====== Recorded data

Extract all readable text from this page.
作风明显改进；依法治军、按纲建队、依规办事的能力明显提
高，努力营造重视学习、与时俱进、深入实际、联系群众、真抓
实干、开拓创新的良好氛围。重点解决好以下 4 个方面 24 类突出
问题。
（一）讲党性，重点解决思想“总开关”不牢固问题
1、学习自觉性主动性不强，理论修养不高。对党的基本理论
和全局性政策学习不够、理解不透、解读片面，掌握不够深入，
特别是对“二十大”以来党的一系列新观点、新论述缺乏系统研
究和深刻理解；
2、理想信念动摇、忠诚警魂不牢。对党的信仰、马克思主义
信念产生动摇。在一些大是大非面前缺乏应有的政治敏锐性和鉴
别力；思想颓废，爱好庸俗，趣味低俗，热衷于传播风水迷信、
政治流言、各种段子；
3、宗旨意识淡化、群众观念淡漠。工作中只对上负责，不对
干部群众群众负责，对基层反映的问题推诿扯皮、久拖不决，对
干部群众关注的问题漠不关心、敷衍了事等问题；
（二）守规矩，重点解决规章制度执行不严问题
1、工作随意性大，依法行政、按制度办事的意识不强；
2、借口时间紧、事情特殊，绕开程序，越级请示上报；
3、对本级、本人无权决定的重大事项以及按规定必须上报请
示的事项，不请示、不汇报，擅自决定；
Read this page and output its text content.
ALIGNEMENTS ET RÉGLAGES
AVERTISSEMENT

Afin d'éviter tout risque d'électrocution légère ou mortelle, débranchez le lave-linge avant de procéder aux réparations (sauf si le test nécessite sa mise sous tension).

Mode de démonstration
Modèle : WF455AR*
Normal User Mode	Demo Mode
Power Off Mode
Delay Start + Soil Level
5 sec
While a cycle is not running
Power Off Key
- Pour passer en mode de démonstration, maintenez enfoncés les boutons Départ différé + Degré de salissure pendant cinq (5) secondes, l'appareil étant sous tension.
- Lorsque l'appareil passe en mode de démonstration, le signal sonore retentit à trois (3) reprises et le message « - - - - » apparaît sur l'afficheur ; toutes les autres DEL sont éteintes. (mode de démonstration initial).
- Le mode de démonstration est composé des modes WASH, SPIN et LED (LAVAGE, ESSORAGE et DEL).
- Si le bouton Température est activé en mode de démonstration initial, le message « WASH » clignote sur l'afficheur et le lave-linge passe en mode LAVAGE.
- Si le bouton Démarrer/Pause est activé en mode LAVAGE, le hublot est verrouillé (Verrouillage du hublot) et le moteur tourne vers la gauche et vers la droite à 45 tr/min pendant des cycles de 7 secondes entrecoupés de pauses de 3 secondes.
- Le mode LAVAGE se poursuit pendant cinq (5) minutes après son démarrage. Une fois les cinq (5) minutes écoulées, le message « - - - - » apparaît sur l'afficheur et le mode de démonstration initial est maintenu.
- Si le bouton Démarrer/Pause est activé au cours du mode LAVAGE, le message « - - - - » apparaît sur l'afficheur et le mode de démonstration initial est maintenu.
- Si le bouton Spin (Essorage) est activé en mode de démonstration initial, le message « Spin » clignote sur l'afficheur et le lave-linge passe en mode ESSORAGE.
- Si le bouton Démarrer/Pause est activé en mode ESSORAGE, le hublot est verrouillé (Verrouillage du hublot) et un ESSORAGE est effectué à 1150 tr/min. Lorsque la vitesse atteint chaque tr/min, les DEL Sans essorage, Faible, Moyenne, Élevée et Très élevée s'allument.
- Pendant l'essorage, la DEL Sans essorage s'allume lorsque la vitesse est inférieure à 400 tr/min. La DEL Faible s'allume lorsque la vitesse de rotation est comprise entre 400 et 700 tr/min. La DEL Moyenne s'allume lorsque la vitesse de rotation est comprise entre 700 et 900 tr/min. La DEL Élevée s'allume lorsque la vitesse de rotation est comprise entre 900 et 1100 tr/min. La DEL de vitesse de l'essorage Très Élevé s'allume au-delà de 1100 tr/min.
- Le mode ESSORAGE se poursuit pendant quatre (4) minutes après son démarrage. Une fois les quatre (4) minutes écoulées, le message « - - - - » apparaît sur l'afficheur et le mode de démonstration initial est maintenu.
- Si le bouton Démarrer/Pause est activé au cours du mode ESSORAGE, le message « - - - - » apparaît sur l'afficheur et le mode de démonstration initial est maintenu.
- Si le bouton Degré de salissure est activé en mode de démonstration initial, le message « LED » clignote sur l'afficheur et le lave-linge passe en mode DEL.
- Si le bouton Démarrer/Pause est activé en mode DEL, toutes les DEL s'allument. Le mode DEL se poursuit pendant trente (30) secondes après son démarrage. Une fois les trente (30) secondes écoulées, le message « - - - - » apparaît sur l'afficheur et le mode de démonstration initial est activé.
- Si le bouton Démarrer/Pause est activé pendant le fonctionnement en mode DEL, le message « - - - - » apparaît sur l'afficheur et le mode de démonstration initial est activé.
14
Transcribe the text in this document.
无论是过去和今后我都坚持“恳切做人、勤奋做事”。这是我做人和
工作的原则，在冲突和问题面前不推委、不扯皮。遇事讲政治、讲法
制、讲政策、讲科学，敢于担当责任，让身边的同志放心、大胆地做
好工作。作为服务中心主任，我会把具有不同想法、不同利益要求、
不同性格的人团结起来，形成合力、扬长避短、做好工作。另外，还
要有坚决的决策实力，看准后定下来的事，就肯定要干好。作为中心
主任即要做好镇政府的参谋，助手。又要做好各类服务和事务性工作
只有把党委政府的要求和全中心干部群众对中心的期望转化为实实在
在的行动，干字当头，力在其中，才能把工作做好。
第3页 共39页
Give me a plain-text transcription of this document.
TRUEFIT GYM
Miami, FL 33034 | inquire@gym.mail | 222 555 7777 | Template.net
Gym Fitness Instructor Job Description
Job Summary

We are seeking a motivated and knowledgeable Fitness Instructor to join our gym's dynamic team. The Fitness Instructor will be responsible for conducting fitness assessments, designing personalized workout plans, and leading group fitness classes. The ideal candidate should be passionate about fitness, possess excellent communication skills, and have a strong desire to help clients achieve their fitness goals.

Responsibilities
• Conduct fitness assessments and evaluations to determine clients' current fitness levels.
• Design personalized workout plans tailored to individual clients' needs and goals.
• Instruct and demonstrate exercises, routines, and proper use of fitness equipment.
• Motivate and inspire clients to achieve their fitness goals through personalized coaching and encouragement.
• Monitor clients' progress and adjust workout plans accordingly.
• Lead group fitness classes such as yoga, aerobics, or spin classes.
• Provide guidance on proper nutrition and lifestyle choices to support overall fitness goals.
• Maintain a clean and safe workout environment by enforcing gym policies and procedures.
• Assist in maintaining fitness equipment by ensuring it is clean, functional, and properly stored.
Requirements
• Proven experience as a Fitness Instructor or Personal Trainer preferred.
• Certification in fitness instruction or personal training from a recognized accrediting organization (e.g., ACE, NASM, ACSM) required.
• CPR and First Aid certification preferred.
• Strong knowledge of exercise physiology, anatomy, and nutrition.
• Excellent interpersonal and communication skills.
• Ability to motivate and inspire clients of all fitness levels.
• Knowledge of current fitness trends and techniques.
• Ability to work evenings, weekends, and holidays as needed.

============

Prompt
Among the lines of the data, identify those with the word "clean". Copy each of them.

Solution below
• Maintain a clean and safe workout environment by enforcing gym policies and procedures.
• Assist in maintaining fitness equipment by ensuring it is clean, functional, and properly stored.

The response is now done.